→ Direction: Select, from the material below, each line with "blue" in it.

→ Source records:
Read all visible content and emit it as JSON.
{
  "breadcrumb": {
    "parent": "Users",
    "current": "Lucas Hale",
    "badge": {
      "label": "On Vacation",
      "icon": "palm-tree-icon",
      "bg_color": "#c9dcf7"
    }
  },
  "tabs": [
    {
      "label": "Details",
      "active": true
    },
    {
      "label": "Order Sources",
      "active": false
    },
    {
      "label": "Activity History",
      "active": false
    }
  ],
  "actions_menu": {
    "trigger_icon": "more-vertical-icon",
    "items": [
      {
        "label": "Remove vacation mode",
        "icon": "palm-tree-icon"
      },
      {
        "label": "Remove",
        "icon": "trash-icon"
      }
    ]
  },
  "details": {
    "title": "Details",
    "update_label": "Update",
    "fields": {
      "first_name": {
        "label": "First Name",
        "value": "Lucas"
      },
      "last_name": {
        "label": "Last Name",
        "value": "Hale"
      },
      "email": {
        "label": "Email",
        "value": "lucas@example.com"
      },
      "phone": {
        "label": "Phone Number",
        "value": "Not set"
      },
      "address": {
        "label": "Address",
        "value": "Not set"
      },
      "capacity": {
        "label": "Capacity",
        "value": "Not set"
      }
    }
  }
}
...
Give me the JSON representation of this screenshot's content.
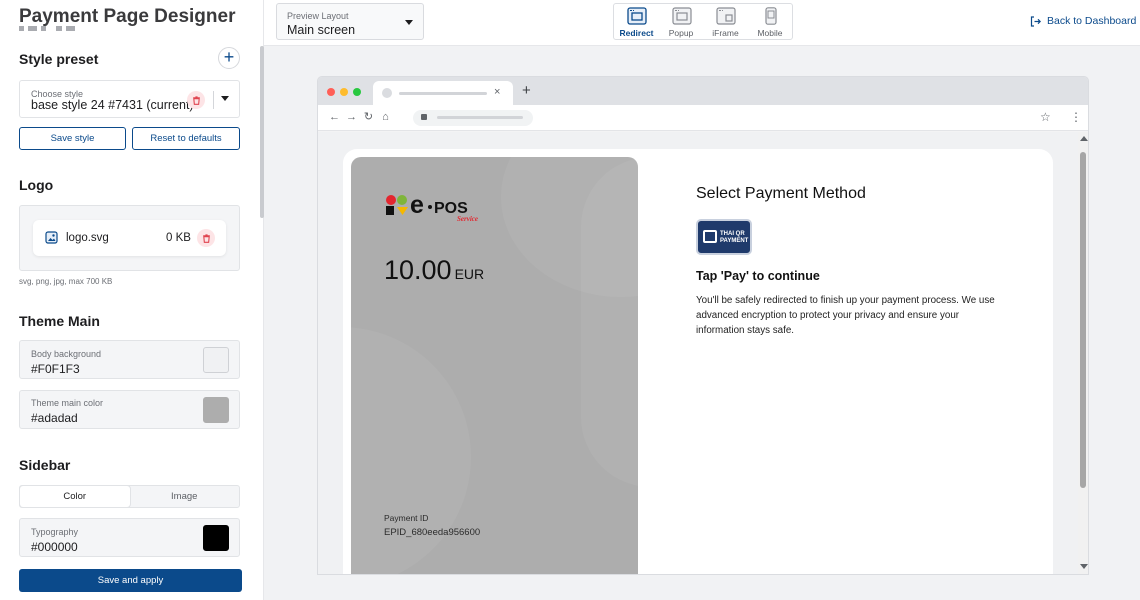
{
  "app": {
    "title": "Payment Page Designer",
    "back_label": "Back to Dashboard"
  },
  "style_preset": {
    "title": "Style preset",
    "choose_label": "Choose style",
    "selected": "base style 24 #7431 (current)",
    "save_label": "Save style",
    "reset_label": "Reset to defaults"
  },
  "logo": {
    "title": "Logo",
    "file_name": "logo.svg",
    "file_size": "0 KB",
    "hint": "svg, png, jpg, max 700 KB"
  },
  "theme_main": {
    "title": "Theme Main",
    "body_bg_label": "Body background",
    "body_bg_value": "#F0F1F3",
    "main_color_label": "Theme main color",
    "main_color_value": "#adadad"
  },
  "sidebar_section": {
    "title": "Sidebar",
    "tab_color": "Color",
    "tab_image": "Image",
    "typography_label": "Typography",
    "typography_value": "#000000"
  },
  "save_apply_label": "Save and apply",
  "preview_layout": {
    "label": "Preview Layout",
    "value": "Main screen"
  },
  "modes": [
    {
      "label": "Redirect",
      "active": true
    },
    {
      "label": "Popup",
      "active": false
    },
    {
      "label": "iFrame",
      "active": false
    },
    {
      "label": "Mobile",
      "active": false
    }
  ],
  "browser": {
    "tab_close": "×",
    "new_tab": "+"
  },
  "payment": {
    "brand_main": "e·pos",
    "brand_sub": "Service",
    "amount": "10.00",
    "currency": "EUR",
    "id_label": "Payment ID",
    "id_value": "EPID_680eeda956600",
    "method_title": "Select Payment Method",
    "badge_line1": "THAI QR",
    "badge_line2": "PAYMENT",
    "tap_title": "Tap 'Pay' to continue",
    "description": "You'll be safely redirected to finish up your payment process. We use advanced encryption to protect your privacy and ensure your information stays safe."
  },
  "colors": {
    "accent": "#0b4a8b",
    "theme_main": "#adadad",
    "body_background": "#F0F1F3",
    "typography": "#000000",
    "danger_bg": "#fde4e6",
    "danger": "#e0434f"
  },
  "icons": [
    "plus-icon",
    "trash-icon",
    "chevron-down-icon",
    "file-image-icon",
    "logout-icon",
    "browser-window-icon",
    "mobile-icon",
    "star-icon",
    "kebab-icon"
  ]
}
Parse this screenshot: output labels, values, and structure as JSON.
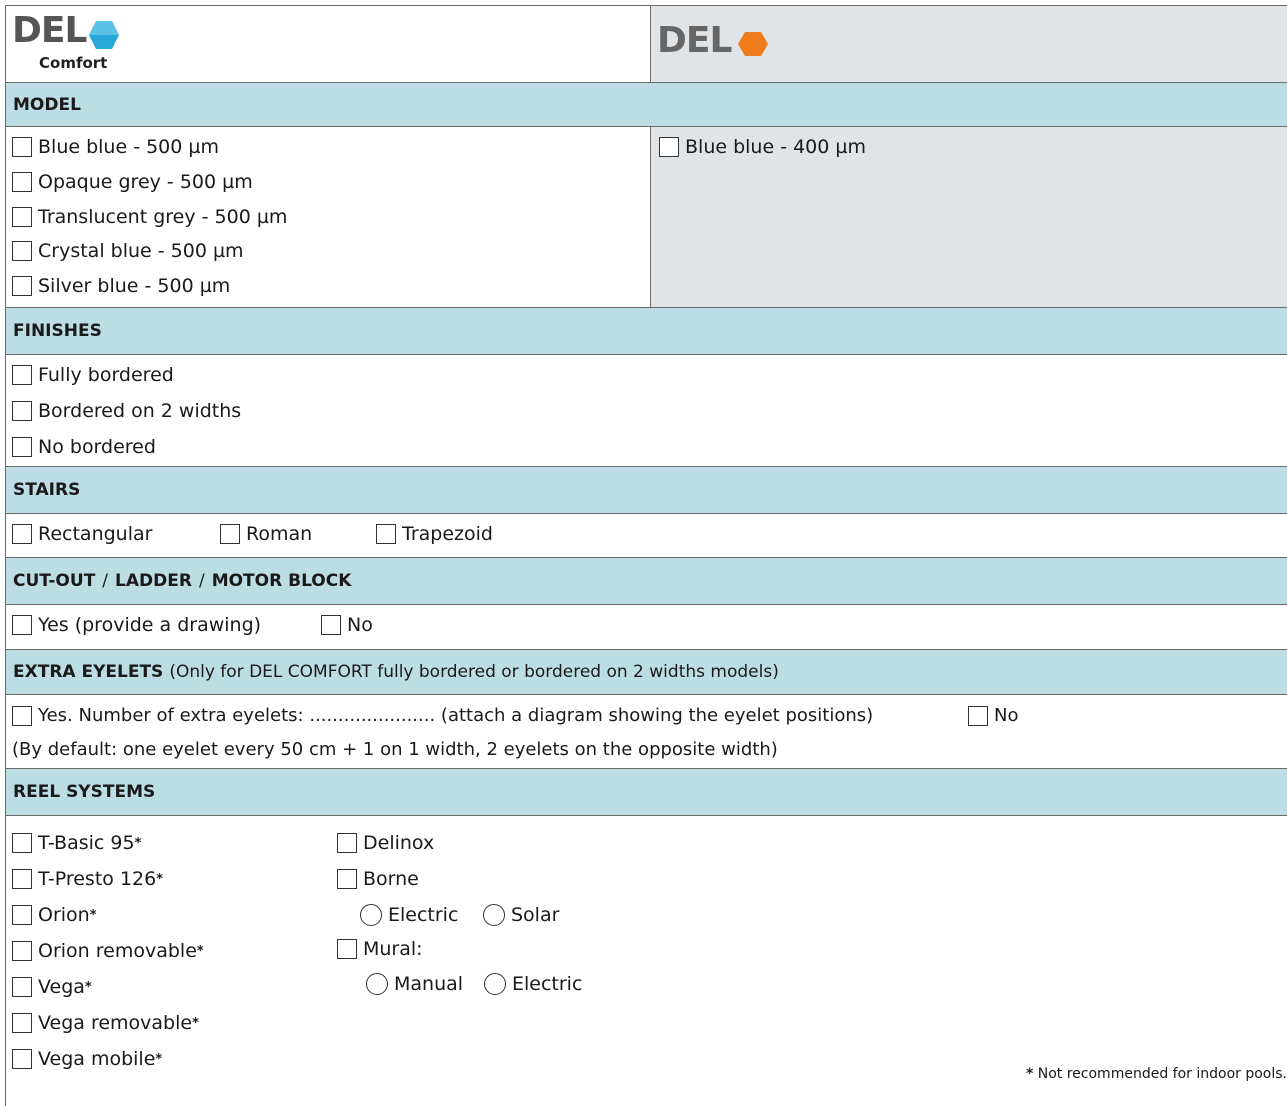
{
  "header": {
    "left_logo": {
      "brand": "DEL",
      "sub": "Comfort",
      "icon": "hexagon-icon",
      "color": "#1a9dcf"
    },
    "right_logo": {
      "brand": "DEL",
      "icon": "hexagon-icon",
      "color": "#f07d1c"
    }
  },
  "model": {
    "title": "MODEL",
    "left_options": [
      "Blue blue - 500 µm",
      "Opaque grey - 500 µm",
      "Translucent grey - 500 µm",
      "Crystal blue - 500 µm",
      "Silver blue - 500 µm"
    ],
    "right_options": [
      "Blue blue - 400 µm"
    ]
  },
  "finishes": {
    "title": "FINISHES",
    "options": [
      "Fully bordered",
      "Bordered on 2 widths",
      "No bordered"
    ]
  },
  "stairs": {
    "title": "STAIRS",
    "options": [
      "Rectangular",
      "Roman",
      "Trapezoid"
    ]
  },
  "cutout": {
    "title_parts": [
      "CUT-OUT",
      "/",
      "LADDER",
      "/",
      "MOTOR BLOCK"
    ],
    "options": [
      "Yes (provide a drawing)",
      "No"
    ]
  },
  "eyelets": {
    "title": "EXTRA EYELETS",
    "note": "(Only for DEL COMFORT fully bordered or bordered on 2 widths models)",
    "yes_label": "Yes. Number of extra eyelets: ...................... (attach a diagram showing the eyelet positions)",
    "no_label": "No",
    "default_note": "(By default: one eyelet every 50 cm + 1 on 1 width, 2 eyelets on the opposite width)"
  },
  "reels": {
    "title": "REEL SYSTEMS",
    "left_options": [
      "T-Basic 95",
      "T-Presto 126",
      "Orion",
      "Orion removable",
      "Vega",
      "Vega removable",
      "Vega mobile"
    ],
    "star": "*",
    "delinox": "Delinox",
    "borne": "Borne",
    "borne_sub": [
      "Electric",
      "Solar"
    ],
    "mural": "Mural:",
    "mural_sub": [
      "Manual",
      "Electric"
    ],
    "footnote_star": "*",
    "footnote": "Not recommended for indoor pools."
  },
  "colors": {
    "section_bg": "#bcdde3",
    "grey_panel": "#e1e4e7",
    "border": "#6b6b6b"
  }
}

→ Answer to this problem:
      "Blue blue - 500 µm",
      "Crystal blue - 500 µm",
      "Silver blue - 500 µm"
      "Blue blue - 400 µm"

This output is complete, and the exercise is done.